### Supplied information ###
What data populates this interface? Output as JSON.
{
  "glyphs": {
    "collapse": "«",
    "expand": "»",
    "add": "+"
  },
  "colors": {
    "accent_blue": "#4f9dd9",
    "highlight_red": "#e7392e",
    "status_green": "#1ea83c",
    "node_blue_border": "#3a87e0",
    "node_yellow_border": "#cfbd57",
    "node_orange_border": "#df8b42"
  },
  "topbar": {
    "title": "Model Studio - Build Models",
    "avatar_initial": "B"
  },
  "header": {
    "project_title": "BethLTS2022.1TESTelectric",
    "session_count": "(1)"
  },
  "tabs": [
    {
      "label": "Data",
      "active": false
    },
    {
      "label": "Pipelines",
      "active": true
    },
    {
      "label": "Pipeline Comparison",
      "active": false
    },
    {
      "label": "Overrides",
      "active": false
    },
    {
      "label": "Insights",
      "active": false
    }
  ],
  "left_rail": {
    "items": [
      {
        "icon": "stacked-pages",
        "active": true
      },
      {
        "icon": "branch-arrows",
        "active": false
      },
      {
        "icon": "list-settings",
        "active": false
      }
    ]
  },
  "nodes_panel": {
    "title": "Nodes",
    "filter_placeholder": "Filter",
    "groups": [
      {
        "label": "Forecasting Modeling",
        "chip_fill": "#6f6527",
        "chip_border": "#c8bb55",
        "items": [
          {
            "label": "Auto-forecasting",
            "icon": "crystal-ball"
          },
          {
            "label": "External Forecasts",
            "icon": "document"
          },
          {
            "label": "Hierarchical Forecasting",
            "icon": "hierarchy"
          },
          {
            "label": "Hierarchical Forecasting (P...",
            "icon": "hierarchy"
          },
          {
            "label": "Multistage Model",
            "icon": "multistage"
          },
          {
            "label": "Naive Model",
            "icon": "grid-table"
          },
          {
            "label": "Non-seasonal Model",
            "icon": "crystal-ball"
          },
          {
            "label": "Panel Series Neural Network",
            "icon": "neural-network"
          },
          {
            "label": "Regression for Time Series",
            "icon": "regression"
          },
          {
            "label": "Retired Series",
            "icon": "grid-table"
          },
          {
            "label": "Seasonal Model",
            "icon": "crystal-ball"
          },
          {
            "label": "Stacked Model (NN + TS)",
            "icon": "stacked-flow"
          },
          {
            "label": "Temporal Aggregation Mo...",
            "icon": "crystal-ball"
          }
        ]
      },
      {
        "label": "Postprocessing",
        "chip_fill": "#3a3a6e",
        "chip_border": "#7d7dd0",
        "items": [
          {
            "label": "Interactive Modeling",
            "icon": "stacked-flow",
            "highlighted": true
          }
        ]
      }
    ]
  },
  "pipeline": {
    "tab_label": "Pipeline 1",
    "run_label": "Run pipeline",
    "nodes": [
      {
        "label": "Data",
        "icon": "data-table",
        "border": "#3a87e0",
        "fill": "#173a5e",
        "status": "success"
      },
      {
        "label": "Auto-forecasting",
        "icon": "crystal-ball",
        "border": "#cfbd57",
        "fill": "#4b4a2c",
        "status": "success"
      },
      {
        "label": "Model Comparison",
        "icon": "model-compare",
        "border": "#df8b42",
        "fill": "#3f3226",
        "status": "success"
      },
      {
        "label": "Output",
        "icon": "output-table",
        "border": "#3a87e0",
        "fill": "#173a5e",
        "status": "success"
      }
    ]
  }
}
###
[Set exercise]:
The records above should be returned exactly.

[Exercise result]:
What data populates this interface? Output as JSON.
{
  "glyphs": {
    "collapse": "«",
    "expand": "»",
    "add": "+"
  },
  "colors": {
    "accent_blue": "#4f9dd9",
    "highlight_red": "#e7392e",
    "status_green": "#1ea83c",
    "node_blue_border": "#3a87e0",
    "node_yellow_border": "#cfbd57",
    "node_orange_border": "#df8b42"
  },
  "topbar": {
    "title": "Model Studio - Build Models",
    "avatar_initial": "B"
  },
  "header": {
    "project_title": "BethLTS2022.1TESTelectric",
    "session_count": "(1)"
  },
  "tabs": [
    {
      "label": "Data",
      "active": false
    },
    {
      "label": "Pipelines",
      "active": true
    },
    {
      "label": "Pipeline Comparison",
      "active": false
    },
    {
      "label": "Overrides",
      "active": false
    },
    {
      "label": "Insights",
      "active": false
    }
  ],
  "left_rail": {
    "items": [
      {
        "icon": "stacked-pages",
        "active": true
      },
      {
        "icon": "branch-arrows",
        "active": false
      },
      {
        "icon": "list-settings",
        "active": false
      }
    ]
  },
  "nodes_panel": {
    "title": "Nodes",
    "filter_placeholder": "Filter",
    "groups": [
      {
        "label": "Forecasting Modeling",
        "chip_fill": "#6f6527",
        "chip_border": "#c8bb55",
        "items": [
          {
            "label": "Auto-forecasting",
            "icon": "crystal-ball"
          },
          {
            "label": "External Forecasts",
            "icon": "document"
          },
          {
            "label": "Hierarchical Forecasting",
            "icon": "hierarchy"
          },
          {
            "label": "Hierarchical Forecasting (P...",
            "icon": "hierarchy"
          },
          {
            "label": "Multistage Model",
            "icon": "multistage"
          },
          {
            "label": "Naive Model",
            "icon": "grid-table"
          },
          {
            "label": "Non-seasonal Model",
            "icon": "crystal-ball"
          },
          {
            "label": "Panel Series Neural Network",
            "icon": "neural-network"
          },
          {
            "label": "Regression for Time Series",
            "icon": "regression"
          },
          {
            "label": "Retired Series",
            "icon": "grid-table"
          },
          {
            "label": "Seasonal Model",
            "icon": "crystal-ball"
          },
          {
            "label": "Stacked Model (NN + TS)",
            "icon": "stacked-flow"
          },
          {
            "label": "Temporal Aggregation Mo...",
            "icon": "crystal-ball"
          }
        ]
      },
      {
        "label": "Postprocessing",
        "chip_fill": "#3a3a6e",
        "chip_border": "#7d7dd0",
        "items": [
          {
            "label": "Interactive Modeling",
            "icon": "stacked-flow",
            "highlighted": true
          }
        ]
      }
    ]
  },
  "pipeline": {
    "tab_label": "Pipeline 1",
    "run_label": "Run pipeline",
    "nodes": [
      {
        "label": "Data",
        "icon": "data-table",
        "border": "#3a87e0",
        "fill": "#173a5e",
        "status": "success"
      },
      {
        "label": "Auto-forecasting",
        "icon": "crystal-ball",
        "border": "#cfbd57",
        "fill": "#4b4a2c",
        "status": "success"
      },
      {
        "label": "Model Comparison",
        "icon": "model-compare",
        "border": "#df8b42",
        "fill": "#3f3226",
        "status": "success"
      },
      {
        "label": "Output",
        "icon": "output-table",
        "border": "#3a87e0",
        "fill": "#173a5e",
        "status": "success"
      }
    ]
  }
}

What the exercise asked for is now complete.